=== Task statement ===
What follows is a listing. Return every line of it exactly.

=== Data lines ===
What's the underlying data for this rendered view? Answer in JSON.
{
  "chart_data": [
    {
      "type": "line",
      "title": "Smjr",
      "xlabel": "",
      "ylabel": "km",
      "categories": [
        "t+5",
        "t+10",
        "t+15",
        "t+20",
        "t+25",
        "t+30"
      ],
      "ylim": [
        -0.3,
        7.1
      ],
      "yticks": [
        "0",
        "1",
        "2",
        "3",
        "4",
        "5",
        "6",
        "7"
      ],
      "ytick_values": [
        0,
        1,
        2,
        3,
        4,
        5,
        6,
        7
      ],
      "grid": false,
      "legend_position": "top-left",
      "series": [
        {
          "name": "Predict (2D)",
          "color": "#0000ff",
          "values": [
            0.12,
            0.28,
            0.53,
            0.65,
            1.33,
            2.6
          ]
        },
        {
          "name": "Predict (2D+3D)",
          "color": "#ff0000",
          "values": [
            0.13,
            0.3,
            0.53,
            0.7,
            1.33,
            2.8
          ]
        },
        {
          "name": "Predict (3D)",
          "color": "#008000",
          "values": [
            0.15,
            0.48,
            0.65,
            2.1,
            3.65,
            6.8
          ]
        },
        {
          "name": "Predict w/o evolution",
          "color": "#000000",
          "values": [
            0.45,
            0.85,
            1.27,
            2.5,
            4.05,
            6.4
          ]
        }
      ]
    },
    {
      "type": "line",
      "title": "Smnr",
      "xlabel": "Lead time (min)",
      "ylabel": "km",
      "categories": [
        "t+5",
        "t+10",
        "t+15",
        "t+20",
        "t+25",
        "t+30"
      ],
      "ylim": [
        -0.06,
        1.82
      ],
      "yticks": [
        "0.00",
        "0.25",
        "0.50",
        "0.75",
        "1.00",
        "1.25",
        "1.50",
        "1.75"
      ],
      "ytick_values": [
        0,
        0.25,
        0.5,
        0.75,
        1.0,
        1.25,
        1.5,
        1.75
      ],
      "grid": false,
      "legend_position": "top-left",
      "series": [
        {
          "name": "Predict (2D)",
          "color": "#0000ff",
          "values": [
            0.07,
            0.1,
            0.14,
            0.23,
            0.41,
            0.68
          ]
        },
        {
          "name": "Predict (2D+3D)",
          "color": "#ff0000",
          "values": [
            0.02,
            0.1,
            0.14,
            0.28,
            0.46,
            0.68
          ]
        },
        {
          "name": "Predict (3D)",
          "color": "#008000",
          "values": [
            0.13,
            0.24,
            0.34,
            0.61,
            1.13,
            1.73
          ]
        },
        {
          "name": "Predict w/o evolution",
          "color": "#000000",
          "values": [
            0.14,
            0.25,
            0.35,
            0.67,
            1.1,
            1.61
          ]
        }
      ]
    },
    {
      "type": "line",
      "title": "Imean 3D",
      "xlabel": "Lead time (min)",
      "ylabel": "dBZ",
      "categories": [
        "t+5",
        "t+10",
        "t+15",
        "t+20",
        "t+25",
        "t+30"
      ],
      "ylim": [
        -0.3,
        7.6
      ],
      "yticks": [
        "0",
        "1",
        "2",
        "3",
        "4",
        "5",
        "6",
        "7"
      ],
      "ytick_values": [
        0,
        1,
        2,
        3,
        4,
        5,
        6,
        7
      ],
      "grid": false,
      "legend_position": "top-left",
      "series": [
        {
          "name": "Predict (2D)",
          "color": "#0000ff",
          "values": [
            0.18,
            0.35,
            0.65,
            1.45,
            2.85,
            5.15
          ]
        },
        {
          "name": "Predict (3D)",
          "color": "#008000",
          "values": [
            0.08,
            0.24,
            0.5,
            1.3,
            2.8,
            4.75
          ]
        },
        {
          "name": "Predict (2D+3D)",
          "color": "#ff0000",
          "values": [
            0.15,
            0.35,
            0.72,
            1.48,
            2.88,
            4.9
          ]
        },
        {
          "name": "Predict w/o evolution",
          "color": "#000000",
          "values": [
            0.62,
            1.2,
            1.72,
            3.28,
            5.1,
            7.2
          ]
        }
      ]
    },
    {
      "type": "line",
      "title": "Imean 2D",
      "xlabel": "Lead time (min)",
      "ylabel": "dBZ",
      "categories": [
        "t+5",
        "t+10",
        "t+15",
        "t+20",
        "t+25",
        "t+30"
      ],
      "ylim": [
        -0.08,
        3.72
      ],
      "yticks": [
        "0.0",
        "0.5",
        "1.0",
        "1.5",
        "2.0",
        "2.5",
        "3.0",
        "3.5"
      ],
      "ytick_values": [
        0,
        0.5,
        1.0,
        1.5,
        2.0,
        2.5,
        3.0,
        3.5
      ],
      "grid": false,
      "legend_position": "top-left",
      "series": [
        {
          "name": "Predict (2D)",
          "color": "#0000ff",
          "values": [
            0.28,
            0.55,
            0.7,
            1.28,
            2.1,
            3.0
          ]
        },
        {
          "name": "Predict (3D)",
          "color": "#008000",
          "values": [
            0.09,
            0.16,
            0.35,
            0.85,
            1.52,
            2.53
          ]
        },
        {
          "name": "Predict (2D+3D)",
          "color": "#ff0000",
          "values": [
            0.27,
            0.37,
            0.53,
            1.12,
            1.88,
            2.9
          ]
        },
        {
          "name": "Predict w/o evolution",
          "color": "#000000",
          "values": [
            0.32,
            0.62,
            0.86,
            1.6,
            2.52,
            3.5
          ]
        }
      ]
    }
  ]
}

=== Result of this exercise ===
What's the underlying data for this rendered view? Answer in JSON.
{
  "chart_data": [
    {
      "type": "line",
      "title": "Smjr",
      "xlabel": "",
      "ylabel": "km",
      "categories": [
        "t+5",
        "t+10",
        "t+15",
        "t+20",
        "t+25",
        "t+30"
      ],
      "ylim": [
        -0.3,
        7.1
      ],
      "yticks": [
        "0",
        "1",
        "2",
        "3",
        "4",
        "5",
        "6",
        "7"
      ],
      "ytick_values": [
        0,
        1,
        2,
        3,
        4,
        5,
        6,
        7
      ],
      "grid": false,
      "legend_position": "top-left",
      "series": [
        {
          "name": "Predict (2D)",
          "color": "#0000ff",
          "values": [
            0.12,
            0.28,
            0.53,
            0.65,
            1.33,
            2.6
          ]
        },
        {
          "name": "Predict (2D+3D)",
          "color": "#ff0000",
          "values": [
            0.13,
            0.3,
            0.53,
            0.7,
            1.33,
            2.8
          ]
        },
        {
          "name": "Predict (3D)",
          "color": "#008000",
          "values": [
            0.15,
            0.48,
            0.65,
            2.1,
            3.65,
            6.8
          ]
        },
        {
          "name": "Predict w/o evolution",
          "color": "#000000",
          "values": [
            0.45,
            0.85,
            1.27,
            2.5,
            4.05,
            6.4
          ]
        }
      ]
    },
    {
      "type": "line",
      "title": "Smnr",
      "xlabel": "Lead time (min)",
      "ylabel": "km",
      "categories": [
        "t+5",
        "t+10",
        "t+15",
        "t+20",
        "t+25",
        "t+30"
      ],
      "ylim": [
        -0.06,
        1.82
      ],
      "yticks": [
        "0.00",
        "0.25",
        "0.50",
        "0.75",
        "1.00",
        "1.25",
        "1.50",
        "1.75"
      ],
      "ytick_values": [
        0,
        0.25,
        0.5,
        0.75,
        1.0,
        1.25,
        1.5,
        1.75
      ],
      "grid": false,
      "legend_position": "top-left",
      "series": [
        {
          "name": "Predict (2D)",
          "color": "#0000ff",
          "values": [
            0.07,
            0.1,
            0.14,
            0.23,
            0.41,
            0.68
          ]
        },
        {
          "name": "Predict (2D+3D)",
          "color": "#ff0000",
          "values": [
            0.02,
            0.1,
            0.14,
            0.28,
            0.46,
            0.68
          ]
        },
        {
          "name": "Predict (3D)",
          "color": "#008000",
          "values": [
            0.13,
            0.24,
            0.34,
            0.61,
            1.13,
            1.73
          ]
        },
        {
          "name": "Predict w/o evolution",
          "color": "#000000",
          "values": [
            0.14,
            0.25,
            0.35,
            0.67,
            1.1,
            1.61
          ]
        }
      ]
    },
    {
      "type": "line",
      "title": "Imean 3D",
      "xlabel": "Lead time (min)",
      "ylabel": "dBZ",
      "categories": [
        "t+5",
        "t+10",
        "t+15",
        "t+20",
        "t+25",
        "t+30"
      ],
      "ylim": [
        -0.3,
        7.6
      ],
      "yticks": [
        "0",
        "1",
        "2",
        "3",
        "4",
        "5",
        "6",
        "7"
      ],
      "ytick_values": [
        0,
        1,
        2,
        3,
        4,
        5,
        6,
        7
      ],
      "grid": false,
      "legend_position": "top-left",
      "series": [
        {
          "name": "Predict (2D)",
          "color": "#0000ff",
          "values": [
            0.18,
            0.35,
            0.65,
            1.45,
            2.85,
            5.15
          ]
        },
        {
          "name": "Predict (3D)",
          "color": "#008000",
          "values": [
            0.08,
            0.24,
            0.5,
            1.3,
            2.8,
            4.75
          ]
        },
        {
          "name": "Predict (2D+3D)",
          "color": "#ff0000",
          "values": [
            0.15,
            0.35,
            0.72,
            1.48,
            2.88,
            4.9
          ]
        },
        {
          "name": "Predict w/o evolution",
          "color": "#000000",
          "values": [
            0.62,
            1.2,
            1.72,
            3.28,
            5.1,
            7.2
          ]
        }
      ]
    },
    {
      "type": "line",
      "title": "Imean 2D",
      "xlabel": "Lead time (min)",
      "ylabel": "dBZ",
      "categories": [
        "t+5",
        "t+10",
        "t+15",
        "t+20",
        "t+25",
        "t+30"
      ],
      "ylim": [
        -0.08,
        3.72
      ],
      "yticks": [
        "0.0",
        "0.5",
        "1.0",
        "1.5",
        "2.0",
        "2.5",
        "3.0",
        "3.5"
      ],
      "ytick_values": [
        0,
        0.5,
        1.0,
        1.5,
        2.0,
        2.5,
        3.0,
        3.5
      ],
      "grid": false,
      "legend_position": "top-left",
      "series": [
        {
          "name": "Predict (2D)",
          "color": "#0000ff",
          "values": [
            0.28,
            0.55,
            0.7,
            1.28,
            2.1,
            3.0
          ]
        },
        {
          "name": "Predict (3D)",
          "color": "#008000",
          "values": [
            0.09,
            0.16,
            0.35,
            0.85,
            1.52,
            2.53
          ]
        },
        {
          "name": "Predict (2D+3D)",
          "color": "#ff0000",
          "values": [
            0.27,
            0.37,
            0.53,
            1.12,
            1.88,
            2.9
          ]
        },
        {
          "name": "Predict w/o evolution",
          "color": "#000000",
          "values": [
            0.32,
            0.62,
            0.86,
            1.6,
            2.52,
            3.5
          ]
        }
      ]
    }
  ]
}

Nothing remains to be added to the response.